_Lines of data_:
▶

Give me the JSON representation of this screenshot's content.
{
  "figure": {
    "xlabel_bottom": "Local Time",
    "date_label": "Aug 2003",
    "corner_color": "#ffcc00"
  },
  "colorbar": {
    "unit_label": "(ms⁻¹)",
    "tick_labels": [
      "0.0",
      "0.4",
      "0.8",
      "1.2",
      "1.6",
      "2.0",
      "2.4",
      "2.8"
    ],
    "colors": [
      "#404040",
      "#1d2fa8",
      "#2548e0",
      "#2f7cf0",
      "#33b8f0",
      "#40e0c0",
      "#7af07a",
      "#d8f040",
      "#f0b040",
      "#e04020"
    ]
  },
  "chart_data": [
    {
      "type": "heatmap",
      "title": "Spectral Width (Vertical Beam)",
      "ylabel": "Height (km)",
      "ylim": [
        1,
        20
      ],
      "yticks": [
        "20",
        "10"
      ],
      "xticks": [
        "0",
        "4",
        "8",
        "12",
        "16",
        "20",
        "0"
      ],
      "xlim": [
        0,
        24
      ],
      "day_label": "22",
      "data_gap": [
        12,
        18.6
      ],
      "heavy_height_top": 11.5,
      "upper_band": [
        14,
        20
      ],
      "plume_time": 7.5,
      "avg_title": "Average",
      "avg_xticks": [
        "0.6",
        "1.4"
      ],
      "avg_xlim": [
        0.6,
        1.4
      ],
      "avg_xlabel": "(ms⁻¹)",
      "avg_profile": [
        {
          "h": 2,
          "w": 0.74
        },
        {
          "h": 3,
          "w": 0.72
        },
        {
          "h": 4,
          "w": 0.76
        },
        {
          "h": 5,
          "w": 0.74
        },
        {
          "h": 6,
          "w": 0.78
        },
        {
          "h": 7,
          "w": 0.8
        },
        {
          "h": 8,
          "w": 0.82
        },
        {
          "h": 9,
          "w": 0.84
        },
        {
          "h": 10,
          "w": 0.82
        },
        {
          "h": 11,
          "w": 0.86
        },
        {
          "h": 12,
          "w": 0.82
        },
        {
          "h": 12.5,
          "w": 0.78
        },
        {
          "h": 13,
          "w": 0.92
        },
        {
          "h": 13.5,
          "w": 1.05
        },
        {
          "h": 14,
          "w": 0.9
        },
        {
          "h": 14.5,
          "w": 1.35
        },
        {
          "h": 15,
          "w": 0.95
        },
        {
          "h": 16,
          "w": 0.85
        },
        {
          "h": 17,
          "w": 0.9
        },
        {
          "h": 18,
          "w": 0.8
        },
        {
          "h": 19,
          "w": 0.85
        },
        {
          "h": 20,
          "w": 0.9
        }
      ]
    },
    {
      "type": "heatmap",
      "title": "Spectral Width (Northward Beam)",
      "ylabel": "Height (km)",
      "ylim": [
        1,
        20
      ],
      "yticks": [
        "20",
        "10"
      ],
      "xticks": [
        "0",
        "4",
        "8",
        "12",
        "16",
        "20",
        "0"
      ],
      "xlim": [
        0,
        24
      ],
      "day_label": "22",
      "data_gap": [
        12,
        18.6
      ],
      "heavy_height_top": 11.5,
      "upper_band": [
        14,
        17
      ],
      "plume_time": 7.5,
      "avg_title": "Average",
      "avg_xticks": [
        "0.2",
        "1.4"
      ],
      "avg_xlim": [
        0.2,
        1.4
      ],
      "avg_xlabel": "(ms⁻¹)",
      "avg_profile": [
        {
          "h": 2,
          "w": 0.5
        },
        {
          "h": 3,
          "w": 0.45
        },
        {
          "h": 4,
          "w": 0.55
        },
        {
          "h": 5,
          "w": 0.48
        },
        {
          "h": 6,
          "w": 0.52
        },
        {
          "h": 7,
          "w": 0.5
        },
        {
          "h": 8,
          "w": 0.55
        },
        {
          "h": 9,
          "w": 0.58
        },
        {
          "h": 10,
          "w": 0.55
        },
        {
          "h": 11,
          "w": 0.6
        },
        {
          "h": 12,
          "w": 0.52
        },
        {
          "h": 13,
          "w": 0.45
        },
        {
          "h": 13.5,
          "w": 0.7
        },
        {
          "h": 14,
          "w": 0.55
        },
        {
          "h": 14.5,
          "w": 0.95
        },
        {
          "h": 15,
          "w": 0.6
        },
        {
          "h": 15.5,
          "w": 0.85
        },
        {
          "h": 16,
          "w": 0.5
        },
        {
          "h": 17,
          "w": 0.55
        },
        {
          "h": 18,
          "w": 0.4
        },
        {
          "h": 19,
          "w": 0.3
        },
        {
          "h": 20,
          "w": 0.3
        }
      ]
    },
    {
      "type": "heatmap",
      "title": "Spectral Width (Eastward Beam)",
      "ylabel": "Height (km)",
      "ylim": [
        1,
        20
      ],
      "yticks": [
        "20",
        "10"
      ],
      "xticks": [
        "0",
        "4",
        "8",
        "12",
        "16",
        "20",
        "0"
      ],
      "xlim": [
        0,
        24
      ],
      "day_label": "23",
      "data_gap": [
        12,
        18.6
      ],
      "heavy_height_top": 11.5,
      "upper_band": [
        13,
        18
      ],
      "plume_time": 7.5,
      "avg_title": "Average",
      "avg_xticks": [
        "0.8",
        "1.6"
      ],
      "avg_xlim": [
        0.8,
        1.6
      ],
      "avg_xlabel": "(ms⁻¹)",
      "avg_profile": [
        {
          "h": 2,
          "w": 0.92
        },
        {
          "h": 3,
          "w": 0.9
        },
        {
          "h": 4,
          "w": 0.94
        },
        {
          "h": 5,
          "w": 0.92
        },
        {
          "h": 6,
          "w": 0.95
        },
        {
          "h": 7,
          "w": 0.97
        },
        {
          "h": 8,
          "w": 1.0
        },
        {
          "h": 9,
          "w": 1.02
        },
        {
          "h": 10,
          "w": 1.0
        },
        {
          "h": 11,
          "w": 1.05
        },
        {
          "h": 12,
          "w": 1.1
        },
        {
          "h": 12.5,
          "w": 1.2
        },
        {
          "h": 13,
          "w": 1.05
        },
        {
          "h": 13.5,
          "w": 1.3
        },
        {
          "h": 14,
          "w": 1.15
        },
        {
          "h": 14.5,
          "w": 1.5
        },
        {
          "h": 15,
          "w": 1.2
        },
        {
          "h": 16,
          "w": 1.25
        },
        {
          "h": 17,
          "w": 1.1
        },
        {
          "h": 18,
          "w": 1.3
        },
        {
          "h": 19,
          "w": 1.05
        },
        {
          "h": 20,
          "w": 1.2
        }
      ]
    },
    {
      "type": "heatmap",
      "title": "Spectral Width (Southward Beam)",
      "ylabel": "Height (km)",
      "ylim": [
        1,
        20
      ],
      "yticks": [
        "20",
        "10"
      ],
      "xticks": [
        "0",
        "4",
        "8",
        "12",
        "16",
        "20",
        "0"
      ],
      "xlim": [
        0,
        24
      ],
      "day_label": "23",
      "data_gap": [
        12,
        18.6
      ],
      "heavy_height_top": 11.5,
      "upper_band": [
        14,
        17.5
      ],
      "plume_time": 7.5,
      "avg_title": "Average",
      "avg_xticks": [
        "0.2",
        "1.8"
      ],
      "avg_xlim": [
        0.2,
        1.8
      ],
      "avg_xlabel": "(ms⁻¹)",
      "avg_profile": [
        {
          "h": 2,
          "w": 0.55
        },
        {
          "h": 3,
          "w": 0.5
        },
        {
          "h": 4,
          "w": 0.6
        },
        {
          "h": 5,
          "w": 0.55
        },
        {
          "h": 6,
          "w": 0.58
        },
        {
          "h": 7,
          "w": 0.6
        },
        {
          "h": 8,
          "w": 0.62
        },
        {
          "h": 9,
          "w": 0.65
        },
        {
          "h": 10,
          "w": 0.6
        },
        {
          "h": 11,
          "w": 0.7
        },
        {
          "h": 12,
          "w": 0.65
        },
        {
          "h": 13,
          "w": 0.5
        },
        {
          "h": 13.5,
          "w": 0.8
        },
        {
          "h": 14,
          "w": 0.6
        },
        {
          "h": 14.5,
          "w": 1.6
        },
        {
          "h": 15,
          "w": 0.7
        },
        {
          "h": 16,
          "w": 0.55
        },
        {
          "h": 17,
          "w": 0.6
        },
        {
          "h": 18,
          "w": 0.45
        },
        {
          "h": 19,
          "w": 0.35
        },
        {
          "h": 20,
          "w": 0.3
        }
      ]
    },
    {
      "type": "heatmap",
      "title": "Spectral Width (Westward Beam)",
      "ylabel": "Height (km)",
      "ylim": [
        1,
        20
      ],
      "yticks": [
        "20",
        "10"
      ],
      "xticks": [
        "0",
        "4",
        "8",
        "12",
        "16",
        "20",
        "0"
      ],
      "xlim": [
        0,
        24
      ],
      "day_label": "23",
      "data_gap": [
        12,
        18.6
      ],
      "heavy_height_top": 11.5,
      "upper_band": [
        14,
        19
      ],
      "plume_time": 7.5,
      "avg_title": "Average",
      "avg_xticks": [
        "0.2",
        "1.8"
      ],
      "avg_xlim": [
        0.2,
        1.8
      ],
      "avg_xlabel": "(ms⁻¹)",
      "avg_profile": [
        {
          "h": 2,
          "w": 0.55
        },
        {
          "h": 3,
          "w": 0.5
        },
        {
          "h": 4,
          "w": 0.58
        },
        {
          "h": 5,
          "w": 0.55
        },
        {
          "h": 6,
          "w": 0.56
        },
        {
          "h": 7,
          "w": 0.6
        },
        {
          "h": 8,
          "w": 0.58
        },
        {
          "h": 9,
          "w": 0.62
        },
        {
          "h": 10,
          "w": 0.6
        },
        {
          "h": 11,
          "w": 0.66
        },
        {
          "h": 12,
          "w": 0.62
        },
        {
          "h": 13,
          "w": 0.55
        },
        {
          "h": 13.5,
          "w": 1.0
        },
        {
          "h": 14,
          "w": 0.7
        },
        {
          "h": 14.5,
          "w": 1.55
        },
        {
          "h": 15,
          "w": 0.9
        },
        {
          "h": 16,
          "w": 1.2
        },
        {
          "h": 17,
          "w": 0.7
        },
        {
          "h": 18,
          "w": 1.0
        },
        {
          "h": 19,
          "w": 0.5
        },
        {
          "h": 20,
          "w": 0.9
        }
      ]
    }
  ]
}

◀

_Task description_:
Lines holding the word "Width" should be counted across the entries; state only how many there are.

_Response_:
5